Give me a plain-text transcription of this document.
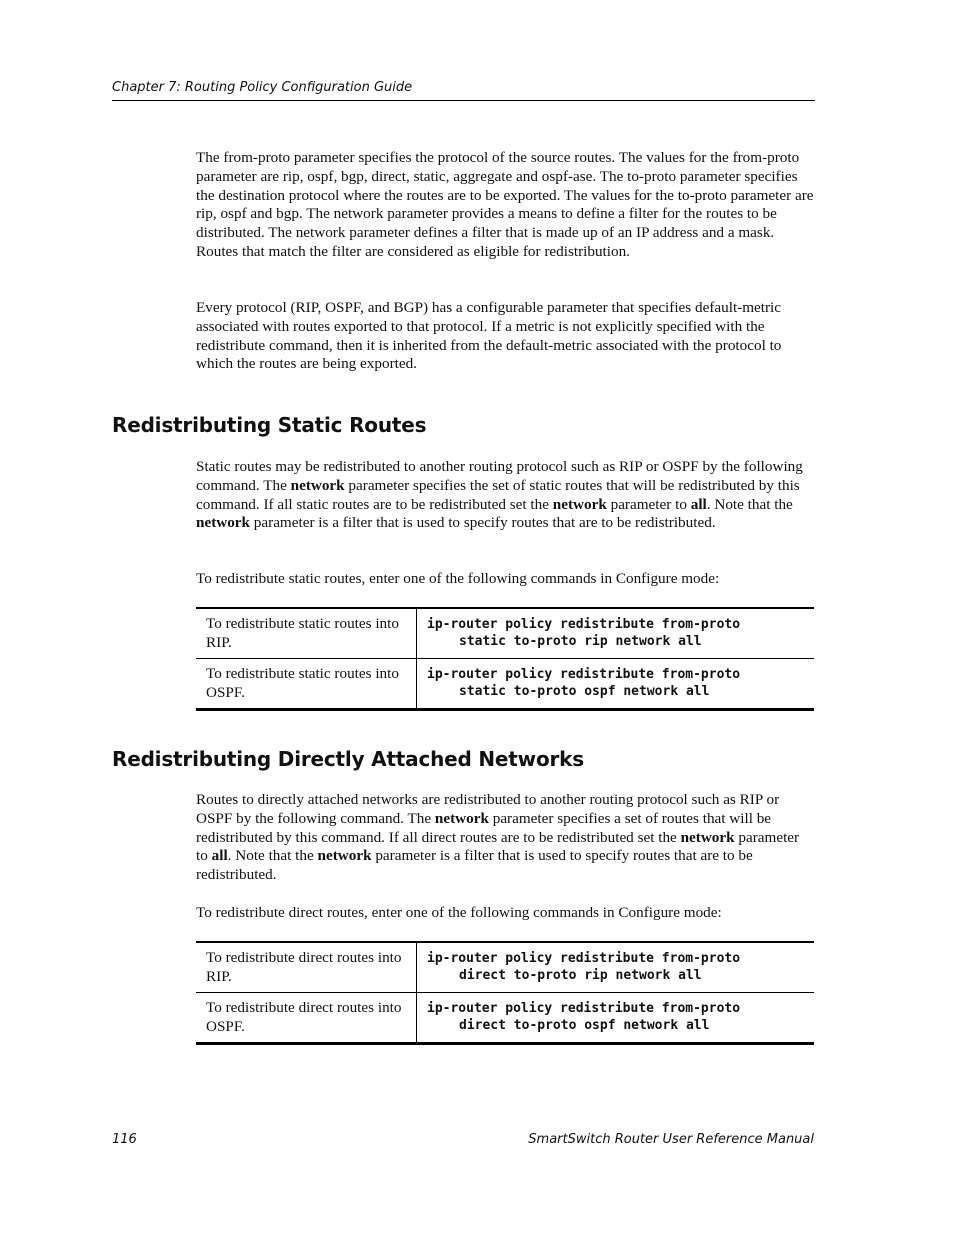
Chapter 7: Routing Policy Configuration Guide

The from-proto parameter specifies the protocol of the source routes. The values for the from-proto parameter are rip, ospf, bgp, direct, static, aggregate and ospf-ase. The to-proto parameter specifies the destination protocol where the routes are to be exported. The values for the to-proto parameter are rip, ospf and bgp. The network parameter provides a means to define a filter for the routes to be distributed. The network parameter defines a filter that is made up of an IP address and a mask. Routes that match the filter are considered as eligible for redistribution.

Every protocol (RIP, OSPF, and BGP) has a configurable parameter that specifies default-metric associated with routes exported to that protocol. If a metric is not explicitly specified with the redistribute command, then it is inherited from the default-metric associated with the protocol to which the routes are being exported.

Redistributing Static Routes

Static routes may be redistributed to another routing protocol such as RIP or OSPF by the following command. The network parameter specifies the set of static routes that will be redistributed by this command. If all static routes are to be redistributed set the network parameter to all. Note that the network parameter is a filter that is used to specify routes that are to be redistributed.

To redistribute static routes, enter one of the following commands in Configure mode:

To redistribute static routes into RIP.	ip-router policy redistribute from-proto
static to-proto rip network all

To redistribute static routes into OSPF.	ip-router policy redistribute from-proto
static to-proto ospf network all
Redistributing Directly Attached Networks

Routes to directly attached networks are redistributed to another routing protocol such as RIP or OSPF by the following command. The network parameter specifies a set of routes that will be redistributed by this command. If all direct routes are to be redistributed set the network parameter to all. Note that the network parameter is a filter that is used to specify routes that are to be redistributed.

To redistribute direct routes, enter one of the following commands in Configure mode:

To redistribute direct routes into RIP.	ip-router policy redistribute from-proto
direct to-proto rip network all

To redistribute direct routes into OSPF.	ip-router policy redistribute from-proto
direct to-proto ospf network all
116	SmartSwitch Router User Reference Manual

+-------+

■ **TASK PROMPT**: Copy out each line of the listing that holds "following".

■ **EXERCISE RESPONSE**:
Static routes may be redistributed to another routing protocol such as RIP or OSPF by the following command. The network parameter specifies the set of static routes that will be redistributed by this command. If all static routes are to be redistributed set the network parameter to all. Note that the network parameter is a filter that is used to specify routes that are to be redistributed.
To redistribute static routes, enter one of the following commands in Configure mode:
Routes to directly attached networks are redistributed to another routing protocol such as RIP or OSPF by the following command. The network parameter specifies a set of routes that will be redistributed by this command. If all direct routes are to be redistributed set the network parameter to all. Note that the network parameter is a filter that is used to specify routes that are to be redistributed.
To redistribute direct routes, enter one of the following commands in Configure mode:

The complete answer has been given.